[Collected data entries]

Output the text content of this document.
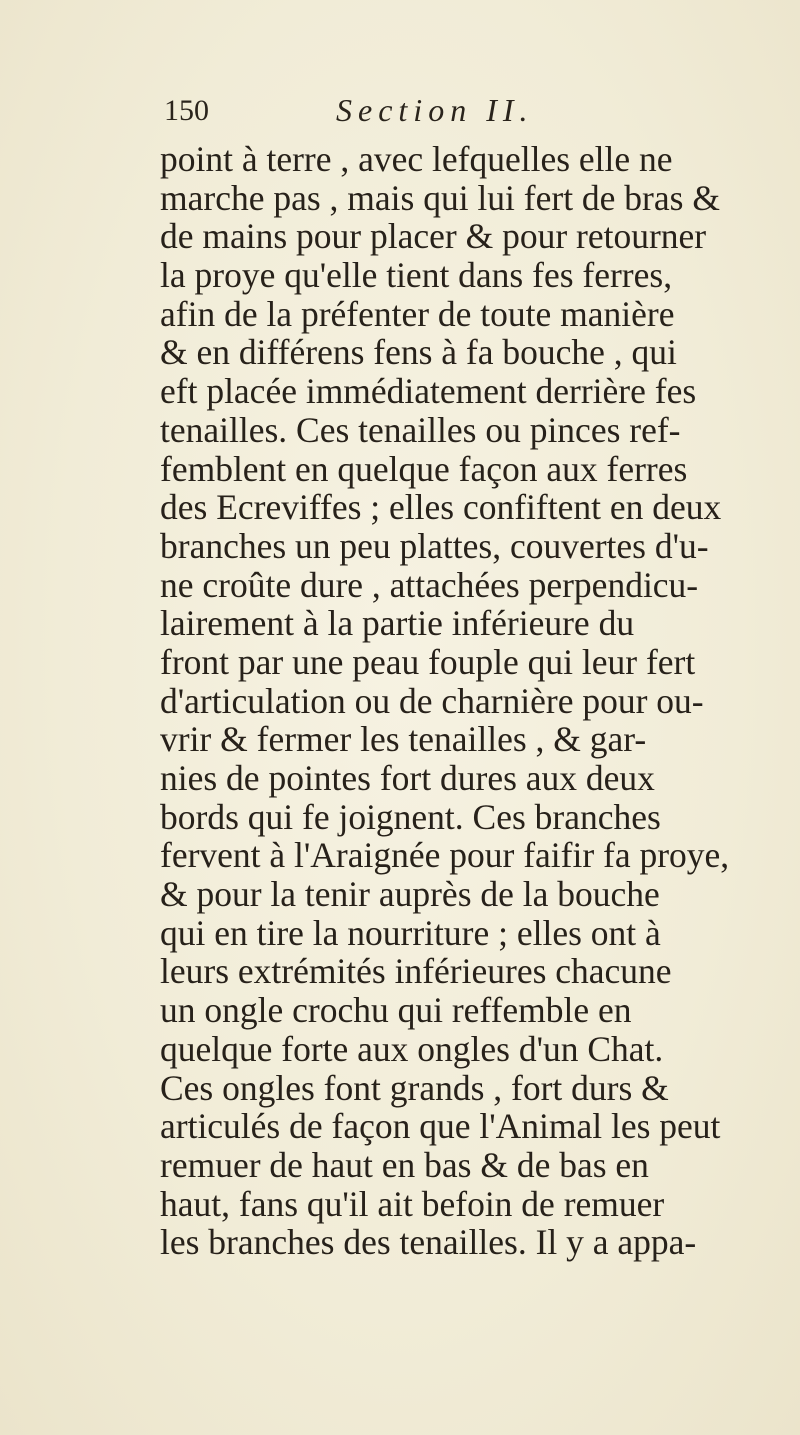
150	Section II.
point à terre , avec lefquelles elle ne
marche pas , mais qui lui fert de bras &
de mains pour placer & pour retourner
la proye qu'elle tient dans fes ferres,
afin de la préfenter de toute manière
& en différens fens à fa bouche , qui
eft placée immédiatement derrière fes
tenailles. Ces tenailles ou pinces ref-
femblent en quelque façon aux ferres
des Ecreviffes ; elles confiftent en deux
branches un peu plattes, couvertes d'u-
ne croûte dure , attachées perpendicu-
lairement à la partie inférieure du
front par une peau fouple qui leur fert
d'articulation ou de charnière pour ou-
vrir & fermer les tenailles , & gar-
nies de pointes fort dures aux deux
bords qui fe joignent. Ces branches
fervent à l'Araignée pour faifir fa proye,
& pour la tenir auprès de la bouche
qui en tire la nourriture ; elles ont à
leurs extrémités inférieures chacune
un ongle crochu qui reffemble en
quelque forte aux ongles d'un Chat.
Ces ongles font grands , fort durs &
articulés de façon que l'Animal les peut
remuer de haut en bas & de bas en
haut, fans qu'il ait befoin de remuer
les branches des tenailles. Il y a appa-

Given request - Give every line back word for word and leave the pictures out.

Task result -
Output the text content of this document.
150	Section II.
point à terre , avec lefquelles elle ne
marche pas , mais qui lui fert de bras &
de mains pour placer & pour retourner
la proye qu'elle tient dans fes ferres,
afin de la préfenter de toute manière
& en différens fens à fa bouche , qui
eft placée immédiatement derrière fes
tenailles. Ces tenailles ou pinces ref-
femblent en quelque façon aux ferres
des Ecreviffes ; elles confiftent en deux
branches un peu plattes, couvertes d'u-
ne croûte dure , attachées perpendicu-
lairement à la partie inférieure du
front par une peau fouple qui leur fert
d'articulation ou de charnière pour ou-
vrir & fermer les tenailles , & gar-
nies de pointes fort dures aux deux
bords qui fe joignent. Ces branches
fervent à l'Araignée pour faifir fa proye,
& pour la tenir auprès de la bouche
qui en tire la nourriture ; elles ont à
leurs extrémités inférieures chacune
un ongle crochu qui reffemble en
quelque forte aux ongles d'un Chat.
Ces ongles font grands , fort durs &
articulés de façon que l'Animal les peut
remuer de haut en bas & de bas en
haut, fans qu'il ait befoin de remuer
les branches des tenailles. Il y a appa-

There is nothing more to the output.